▼▼▼

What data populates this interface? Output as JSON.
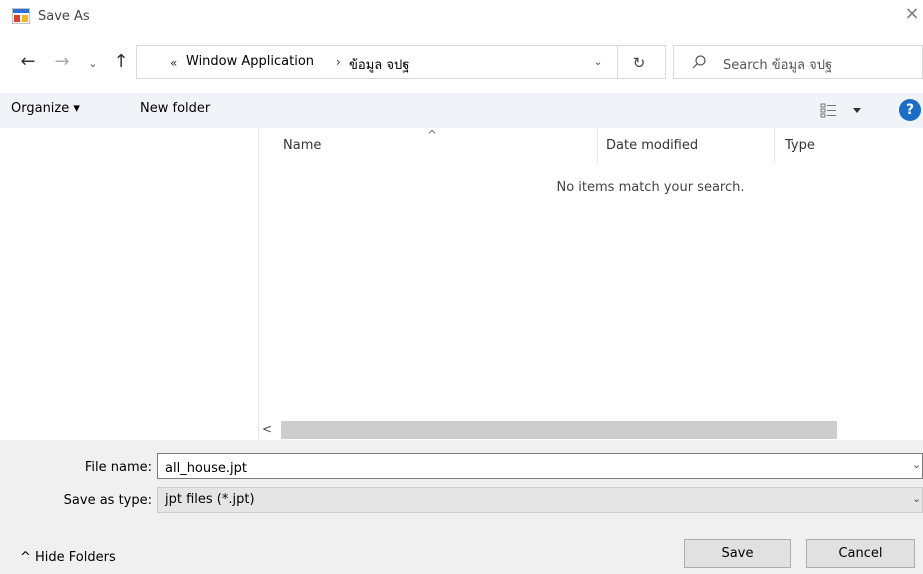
{
  "window": {
    "title": "Save As",
    "app_icon": "app-window-icon",
    "close_icon": "close-icon"
  },
  "nav": {
    "back_icon": "arrow-left-icon",
    "forward_icon": "arrow-right-icon",
    "recent_icon": "chevron-down-icon",
    "up_icon": "arrow-up-icon"
  },
  "address": {
    "overflow_glyph": "«",
    "crumbs": [
      "Window Application",
      "ข้อมูล จปฐ"
    ],
    "separator_glyph": "›",
    "dropdown_icon": "chevron-down-icon",
    "refresh_icon": "refresh-icon"
  },
  "search": {
    "placeholder": "Search ข้อมูล จปฐ",
    "icon": "search-icon"
  },
  "toolbar": {
    "organize_label": "Organize ▾",
    "new_folder_label": "New folder",
    "view_icon": "view-options-icon",
    "help_icon": "help-icon",
    "help_glyph": "?"
  },
  "file_list": {
    "columns": [
      "Name",
      "Date modified",
      "Type"
    ],
    "empty_message": "No items match your search.",
    "sort_indicator": "^"
  },
  "scrollbar": {
    "left_arrow": "<"
  },
  "form": {
    "file_name_label": "File name:",
    "file_name_value": "all_house.jpt",
    "save_type_label": "Save as type:",
    "save_type_value": "jpt files (*.jpt)",
    "dropdown_glyph": "⌄"
  },
  "footer": {
    "hide_folders_label": "^  Hide Folders",
    "save_label": "Save",
    "cancel_label": "Cancel"
  },
  "colors": {
    "toolbar_bg": "#f0f4f9",
    "bottom_bg": "#f0f0f0",
    "help_blue": "#1a6ec9",
    "button_bg": "#e1e1e1"
  }
}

▲▲▲

Make an exact copy of the data, leaving its pictures out.

--- WRITTEN SOLUTION ---
What data populates this interface? Output as JSON.
{
  "window": {
    "title": "Save As",
    "app_icon": "app-window-icon",
    "close_icon": "close-icon"
  },
  "nav": {
    "back_icon": "arrow-left-icon",
    "forward_icon": "arrow-right-icon",
    "recent_icon": "chevron-down-icon",
    "up_icon": "arrow-up-icon"
  },
  "address": {
    "overflow_glyph": "«",
    "crumbs": [
      "Window Application",
      "ข้อมูล จปฐ"
    ],
    "separator_glyph": "›",
    "dropdown_icon": "chevron-down-icon",
    "refresh_icon": "refresh-icon"
  },
  "search": {
    "placeholder": "Search ข้อมูล จปฐ",
    "icon": "search-icon"
  },
  "toolbar": {
    "organize_label": "Organize ▾",
    "new_folder_label": "New folder",
    "view_icon": "view-options-icon",
    "help_icon": "help-icon",
    "help_glyph": "?"
  },
  "file_list": {
    "columns": [
      "Name",
      "Date modified",
      "Type"
    ],
    "empty_message": "No items match your search.",
    "sort_indicator": "^"
  },
  "scrollbar": {
    "left_arrow": "<"
  },
  "form": {
    "file_name_label": "File name:",
    "file_name_value": "all_house.jpt",
    "save_type_label": "Save as type:",
    "save_type_value": "jpt files (*.jpt)",
    "dropdown_glyph": "⌄"
  },
  "footer": {
    "hide_folders_label": "^  Hide Folders",
    "save_label": "Save",
    "cancel_label": "Cancel"
  },
  "colors": {
    "toolbar_bg": "#f0f4f9",
    "bottom_bg": "#f0f0f0",
    "help_blue": "#1a6ec9",
    "button_bg": "#e1e1e1"
  }
}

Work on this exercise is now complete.